- [Work to do]
Search the data for the word "model" and copy every line that contains it.
— Start of Recorded data —
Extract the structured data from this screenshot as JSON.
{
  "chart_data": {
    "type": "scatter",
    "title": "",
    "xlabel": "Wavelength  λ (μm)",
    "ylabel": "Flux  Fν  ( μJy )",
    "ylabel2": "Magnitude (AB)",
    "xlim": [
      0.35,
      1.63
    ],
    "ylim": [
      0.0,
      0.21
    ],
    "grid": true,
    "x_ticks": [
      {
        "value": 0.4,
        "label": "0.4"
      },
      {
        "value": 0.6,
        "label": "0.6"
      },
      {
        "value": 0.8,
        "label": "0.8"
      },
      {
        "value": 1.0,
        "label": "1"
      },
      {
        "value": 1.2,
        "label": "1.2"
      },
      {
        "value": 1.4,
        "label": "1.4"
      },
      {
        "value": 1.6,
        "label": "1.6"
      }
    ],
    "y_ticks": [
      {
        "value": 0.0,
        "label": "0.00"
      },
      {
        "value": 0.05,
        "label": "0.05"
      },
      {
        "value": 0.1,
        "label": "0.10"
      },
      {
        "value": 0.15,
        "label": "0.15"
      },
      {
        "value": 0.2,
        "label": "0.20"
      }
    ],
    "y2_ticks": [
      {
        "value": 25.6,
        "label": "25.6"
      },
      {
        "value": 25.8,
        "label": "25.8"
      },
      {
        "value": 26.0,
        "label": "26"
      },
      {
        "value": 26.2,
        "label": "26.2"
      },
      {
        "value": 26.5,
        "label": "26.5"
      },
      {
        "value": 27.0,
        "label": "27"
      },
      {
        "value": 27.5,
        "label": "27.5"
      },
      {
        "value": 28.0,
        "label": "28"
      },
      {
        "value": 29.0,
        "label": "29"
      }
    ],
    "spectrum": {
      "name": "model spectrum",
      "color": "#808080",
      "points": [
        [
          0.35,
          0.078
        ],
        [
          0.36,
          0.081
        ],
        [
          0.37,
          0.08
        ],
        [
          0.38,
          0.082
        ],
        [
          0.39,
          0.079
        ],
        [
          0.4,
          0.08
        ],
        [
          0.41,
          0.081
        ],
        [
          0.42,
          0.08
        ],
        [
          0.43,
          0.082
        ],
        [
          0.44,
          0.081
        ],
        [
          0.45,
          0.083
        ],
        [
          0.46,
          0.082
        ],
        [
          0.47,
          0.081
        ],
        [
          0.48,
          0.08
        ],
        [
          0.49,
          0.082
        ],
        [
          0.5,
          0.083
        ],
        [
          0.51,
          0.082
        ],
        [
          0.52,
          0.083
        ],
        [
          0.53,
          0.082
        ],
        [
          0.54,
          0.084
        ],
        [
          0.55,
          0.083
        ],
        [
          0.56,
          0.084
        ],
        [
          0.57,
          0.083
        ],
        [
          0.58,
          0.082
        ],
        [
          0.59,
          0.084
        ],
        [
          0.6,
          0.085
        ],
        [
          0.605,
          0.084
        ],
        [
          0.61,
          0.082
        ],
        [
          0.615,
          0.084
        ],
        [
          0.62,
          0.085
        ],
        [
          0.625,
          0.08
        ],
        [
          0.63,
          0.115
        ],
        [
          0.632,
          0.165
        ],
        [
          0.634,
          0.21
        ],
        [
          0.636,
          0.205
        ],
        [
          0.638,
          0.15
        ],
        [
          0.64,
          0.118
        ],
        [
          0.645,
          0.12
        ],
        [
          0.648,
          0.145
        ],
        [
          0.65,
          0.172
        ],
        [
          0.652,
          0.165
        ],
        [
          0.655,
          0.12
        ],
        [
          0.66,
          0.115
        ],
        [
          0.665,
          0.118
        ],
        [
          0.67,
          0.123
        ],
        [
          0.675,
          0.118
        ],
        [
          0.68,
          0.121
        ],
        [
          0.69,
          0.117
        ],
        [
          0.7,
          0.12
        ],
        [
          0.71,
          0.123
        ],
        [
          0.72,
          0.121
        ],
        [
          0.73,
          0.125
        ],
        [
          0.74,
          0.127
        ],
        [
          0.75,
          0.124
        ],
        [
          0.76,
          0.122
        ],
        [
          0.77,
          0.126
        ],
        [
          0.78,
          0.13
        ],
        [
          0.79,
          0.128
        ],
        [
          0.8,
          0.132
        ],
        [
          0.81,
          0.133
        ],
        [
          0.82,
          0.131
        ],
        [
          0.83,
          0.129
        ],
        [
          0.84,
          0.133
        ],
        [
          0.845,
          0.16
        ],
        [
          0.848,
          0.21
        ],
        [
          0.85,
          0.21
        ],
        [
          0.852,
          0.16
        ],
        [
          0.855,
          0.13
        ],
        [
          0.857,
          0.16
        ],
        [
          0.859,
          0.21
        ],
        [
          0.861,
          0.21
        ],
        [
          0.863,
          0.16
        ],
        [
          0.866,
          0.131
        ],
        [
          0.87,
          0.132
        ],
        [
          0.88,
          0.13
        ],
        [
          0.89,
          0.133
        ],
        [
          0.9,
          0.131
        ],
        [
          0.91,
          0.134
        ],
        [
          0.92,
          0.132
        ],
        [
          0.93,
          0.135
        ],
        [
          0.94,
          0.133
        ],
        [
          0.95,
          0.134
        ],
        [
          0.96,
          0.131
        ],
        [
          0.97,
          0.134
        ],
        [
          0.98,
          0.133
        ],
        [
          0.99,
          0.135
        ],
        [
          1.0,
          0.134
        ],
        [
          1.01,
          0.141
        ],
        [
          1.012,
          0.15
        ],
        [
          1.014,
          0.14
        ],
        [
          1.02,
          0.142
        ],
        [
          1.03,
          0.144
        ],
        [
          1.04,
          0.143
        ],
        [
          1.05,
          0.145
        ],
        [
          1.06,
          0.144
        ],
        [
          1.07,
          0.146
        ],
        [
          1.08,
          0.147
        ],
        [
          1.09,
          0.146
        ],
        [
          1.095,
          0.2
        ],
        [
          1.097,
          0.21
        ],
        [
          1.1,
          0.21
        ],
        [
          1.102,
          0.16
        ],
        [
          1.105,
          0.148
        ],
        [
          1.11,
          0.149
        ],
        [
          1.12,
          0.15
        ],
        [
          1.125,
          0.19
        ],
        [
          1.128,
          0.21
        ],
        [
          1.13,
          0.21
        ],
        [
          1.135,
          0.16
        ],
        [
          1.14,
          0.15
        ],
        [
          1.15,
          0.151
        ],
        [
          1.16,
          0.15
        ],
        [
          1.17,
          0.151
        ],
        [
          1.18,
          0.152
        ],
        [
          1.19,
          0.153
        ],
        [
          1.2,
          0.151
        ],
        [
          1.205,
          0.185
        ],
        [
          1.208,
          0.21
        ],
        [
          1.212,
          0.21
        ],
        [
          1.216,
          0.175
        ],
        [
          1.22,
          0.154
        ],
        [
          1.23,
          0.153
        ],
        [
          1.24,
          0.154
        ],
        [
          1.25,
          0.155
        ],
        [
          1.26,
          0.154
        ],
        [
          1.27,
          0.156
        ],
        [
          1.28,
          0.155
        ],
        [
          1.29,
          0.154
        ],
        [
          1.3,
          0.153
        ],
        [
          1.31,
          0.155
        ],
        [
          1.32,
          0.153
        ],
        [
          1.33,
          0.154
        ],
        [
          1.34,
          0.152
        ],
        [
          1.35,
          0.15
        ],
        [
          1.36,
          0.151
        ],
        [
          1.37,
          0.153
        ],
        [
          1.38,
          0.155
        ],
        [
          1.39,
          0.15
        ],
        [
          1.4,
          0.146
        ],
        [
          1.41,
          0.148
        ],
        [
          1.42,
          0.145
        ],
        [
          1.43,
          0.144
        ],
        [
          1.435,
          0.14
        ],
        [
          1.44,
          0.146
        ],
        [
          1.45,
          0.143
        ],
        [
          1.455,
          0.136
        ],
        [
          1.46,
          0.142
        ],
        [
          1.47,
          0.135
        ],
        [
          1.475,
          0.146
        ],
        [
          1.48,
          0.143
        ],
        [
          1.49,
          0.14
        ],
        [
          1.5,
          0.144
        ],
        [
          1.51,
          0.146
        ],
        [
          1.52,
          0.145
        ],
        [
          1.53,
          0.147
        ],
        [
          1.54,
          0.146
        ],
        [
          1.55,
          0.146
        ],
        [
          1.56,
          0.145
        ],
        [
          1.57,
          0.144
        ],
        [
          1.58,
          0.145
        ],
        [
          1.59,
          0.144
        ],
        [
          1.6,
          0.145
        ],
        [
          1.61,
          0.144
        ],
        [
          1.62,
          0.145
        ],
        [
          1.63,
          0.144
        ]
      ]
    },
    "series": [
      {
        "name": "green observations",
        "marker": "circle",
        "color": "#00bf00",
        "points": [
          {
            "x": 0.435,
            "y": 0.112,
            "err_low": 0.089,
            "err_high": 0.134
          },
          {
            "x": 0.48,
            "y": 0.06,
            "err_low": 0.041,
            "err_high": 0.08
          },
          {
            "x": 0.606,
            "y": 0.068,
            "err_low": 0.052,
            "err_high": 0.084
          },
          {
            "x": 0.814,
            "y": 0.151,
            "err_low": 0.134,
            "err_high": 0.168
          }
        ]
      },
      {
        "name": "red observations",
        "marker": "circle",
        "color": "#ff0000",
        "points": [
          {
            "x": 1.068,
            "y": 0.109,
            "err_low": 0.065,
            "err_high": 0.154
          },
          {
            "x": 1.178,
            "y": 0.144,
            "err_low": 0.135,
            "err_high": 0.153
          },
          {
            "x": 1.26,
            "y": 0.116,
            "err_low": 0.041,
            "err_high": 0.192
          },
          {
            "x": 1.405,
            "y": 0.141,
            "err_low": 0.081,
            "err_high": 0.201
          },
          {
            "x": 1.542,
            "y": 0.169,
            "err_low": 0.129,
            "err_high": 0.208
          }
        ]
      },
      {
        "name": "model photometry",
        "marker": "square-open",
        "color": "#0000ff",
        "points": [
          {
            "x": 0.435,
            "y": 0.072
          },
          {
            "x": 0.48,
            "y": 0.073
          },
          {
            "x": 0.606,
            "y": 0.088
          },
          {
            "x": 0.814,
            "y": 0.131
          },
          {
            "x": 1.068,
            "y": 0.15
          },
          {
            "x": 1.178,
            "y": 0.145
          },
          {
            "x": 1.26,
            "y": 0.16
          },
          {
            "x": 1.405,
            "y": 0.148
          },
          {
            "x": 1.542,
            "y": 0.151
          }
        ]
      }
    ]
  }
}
— End of Recorded data —
- [Response for this exercise]
      "name": "model spectrum",
        "name": "model photometry",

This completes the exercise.